Can you write out all of the material below, word for word?

(Data records)
--------------------

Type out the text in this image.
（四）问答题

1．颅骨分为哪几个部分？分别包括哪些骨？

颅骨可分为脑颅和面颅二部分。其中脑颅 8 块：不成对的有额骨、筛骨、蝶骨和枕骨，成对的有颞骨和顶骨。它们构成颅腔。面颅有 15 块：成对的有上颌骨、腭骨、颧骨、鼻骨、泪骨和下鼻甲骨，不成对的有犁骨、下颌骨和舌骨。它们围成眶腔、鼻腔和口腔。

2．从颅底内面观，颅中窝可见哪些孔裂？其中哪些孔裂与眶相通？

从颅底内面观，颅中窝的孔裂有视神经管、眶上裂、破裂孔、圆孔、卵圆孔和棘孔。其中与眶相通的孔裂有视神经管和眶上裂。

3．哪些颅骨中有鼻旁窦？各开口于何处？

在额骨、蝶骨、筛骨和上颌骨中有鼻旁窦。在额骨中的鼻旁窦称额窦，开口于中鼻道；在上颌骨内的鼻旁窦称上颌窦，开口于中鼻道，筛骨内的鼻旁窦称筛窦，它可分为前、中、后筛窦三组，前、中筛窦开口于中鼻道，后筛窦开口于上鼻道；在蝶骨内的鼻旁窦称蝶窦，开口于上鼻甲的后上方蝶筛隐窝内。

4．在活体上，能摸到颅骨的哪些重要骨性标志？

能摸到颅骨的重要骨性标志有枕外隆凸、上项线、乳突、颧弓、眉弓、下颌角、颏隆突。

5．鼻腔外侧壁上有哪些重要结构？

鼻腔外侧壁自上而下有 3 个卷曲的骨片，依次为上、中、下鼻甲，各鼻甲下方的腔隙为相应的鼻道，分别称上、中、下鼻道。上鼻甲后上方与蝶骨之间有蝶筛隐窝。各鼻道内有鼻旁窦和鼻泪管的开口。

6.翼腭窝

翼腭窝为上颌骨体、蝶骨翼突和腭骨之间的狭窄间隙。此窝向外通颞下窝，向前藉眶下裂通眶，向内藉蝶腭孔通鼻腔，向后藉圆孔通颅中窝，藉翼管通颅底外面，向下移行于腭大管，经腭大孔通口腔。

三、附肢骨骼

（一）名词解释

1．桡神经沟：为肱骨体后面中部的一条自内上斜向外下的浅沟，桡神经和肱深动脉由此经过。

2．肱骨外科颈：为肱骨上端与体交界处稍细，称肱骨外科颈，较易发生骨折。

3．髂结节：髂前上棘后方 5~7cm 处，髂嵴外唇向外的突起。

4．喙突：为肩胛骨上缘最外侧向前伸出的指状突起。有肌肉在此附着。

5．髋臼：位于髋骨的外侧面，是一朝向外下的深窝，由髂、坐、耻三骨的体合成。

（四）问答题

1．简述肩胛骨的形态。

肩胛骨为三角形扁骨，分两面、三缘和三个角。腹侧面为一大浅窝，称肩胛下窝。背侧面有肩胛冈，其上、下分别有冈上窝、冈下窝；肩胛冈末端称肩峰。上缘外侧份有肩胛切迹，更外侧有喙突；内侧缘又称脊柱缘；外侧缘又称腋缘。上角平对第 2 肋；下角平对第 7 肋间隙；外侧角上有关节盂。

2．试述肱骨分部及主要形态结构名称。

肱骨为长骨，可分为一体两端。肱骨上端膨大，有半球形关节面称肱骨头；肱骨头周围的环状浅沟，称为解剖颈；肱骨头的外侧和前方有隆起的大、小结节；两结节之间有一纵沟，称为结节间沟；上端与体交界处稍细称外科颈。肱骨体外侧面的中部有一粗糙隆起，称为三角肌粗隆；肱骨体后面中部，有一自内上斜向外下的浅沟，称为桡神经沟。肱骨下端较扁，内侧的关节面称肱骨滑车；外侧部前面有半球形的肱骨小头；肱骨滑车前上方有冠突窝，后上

--------------------

Final answer:
Type out the text in this image.
（四）问答题

1．颅骨分为哪几个部分？分别包括哪些骨？

颅骨可分为脑颅和面颅二部分。其中脑颅 8 块：不成对的有额骨、筛骨、蝶骨和枕骨，成对的有颞骨和顶骨。它们构成颅腔。面颅有 15 块：成对的有上颌骨、腭骨、颧骨、鼻骨、泪骨和下鼻甲骨，不成对的有犁骨、下颌骨和舌骨。它们围成眶腔、鼻腔和口腔。

2．从颅底内面观，颅中窝可见哪些孔裂？其中哪些孔裂与眶相通？

从颅底内面观，颅中窝的孔裂有视神经管、眶上裂、破裂孔、圆孔、卵圆孔和棘孔。其中与眶相通的孔裂有视神经管和眶上裂。

3．哪些颅骨中有鼻旁窦？各开口于何处？

在额骨、蝶骨、筛骨和上颌骨中有鼻旁窦。在额骨中的鼻旁窦称额窦，开口于中鼻道；在上颌骨内的鼻旁窦称上颌窦，开口于中鼻道，筛骨内的鼻旁窦称筛窦，它可分为前、中、后筛窦三组，前、中筛窦开口于中鼻道，后筛窦开口于上鼻道；在蝶骨内的鼻旁窦称蝶窦，开口于上鼻甲的后上方蝶筛隐窝内。

4．在活体上，能摸到颅骨的哪些重要骨性标志？

能摸到颅骨的重要骨性标志有枕外隆凸、上项线、乳突、颧弓、眉弓、下颌角、颏隆突。

5．鼻腔外侧壁上有哪些重要结构？

鼻腔外侧壁自上而下有 3 个卷曲的骨片，依次为上、中、下鼻甲，各鼻甲下方的腔隙为相应的鼻道，分别称上、中、下鼻道。上鼻甲后上方与蝶骨之间有蝶筛隐窝。各鼻道内有鼻旁窦和鼻泪管的开口。

6.翼腭窝

翼腭窝为上颌骨体、蝶骨翼突和腭骨之间的狭窄间隙。此窝向外通颞下窝，向前藉眶下裂通眶，向内藉蝶腭孔通鼻腔，向后藉圆孔通颅中窝，藉翼管通颅底外面，向下移行于腭大管，经腭大孔通口腔。

三、附肢骨骼

（一）名词解释

1．桡神经沟：为肱骨体后面中部的一条自内上斜向外下的浅沟，桡神经和肱深动脉由此经过。

2．肱骨外科颈：为肱骨上端与体交界处稍细，称肱骨外科颈，较易发生骨折。

3．髂结节：髂前上棘后方 5~7cm 处，髂嵴外唇向外的突起。

4．喙突：为肩胛骨上缘最外侧向前伸出的指状突起。有肌肉在此附着。

5．髋臼：位于髋骨的外侧面，是一朝向外下的深窝，由髂、坐、耻三骨的体合成。

（四）问答题

1．简述肩胛骨的形态。

肩胛骨为三角形扁骨，分两面、三缘和三个角。腹侧面为一大浅窝，称肩胛下窝。背侧面有肩胛冈，其上、下分别有冈上窝、冈下窝；肩胛冈末端称肩峰。上缘外侧份有肩胛切迹，更外侧有喙突；内侧缘又称脊柱缘；外侧缘又称腋缘。上角平对第 2 肋；下角平对第 7 肋间隙；外侧角上有关节盂。

2．试述肱骨分部及主要形态结构名称。

肱骨为长骨，可分为一体两端。肱骨上端膨大，有半球形关节面称肱骨头；肱骨头周围的环状浅沟，称为解剖颈；肱骨头的外侧和前方有隆起的大、小结节；两结节之间有一纵沟，称为结节间沟；上端与体交界处稍细称外科颈。肱骨体外侧面的中部有一粗糙隆起，称为三角肌粗隆；肱骨体后面中部，有一自内上斜向外下的浅沟，称为桡神经沟。肱骨下端较扁，内侧的关节面称肱骨滑车；外侧部前面有半球形的肱骨小头；肱骨滑车前上方有冠突窝，后上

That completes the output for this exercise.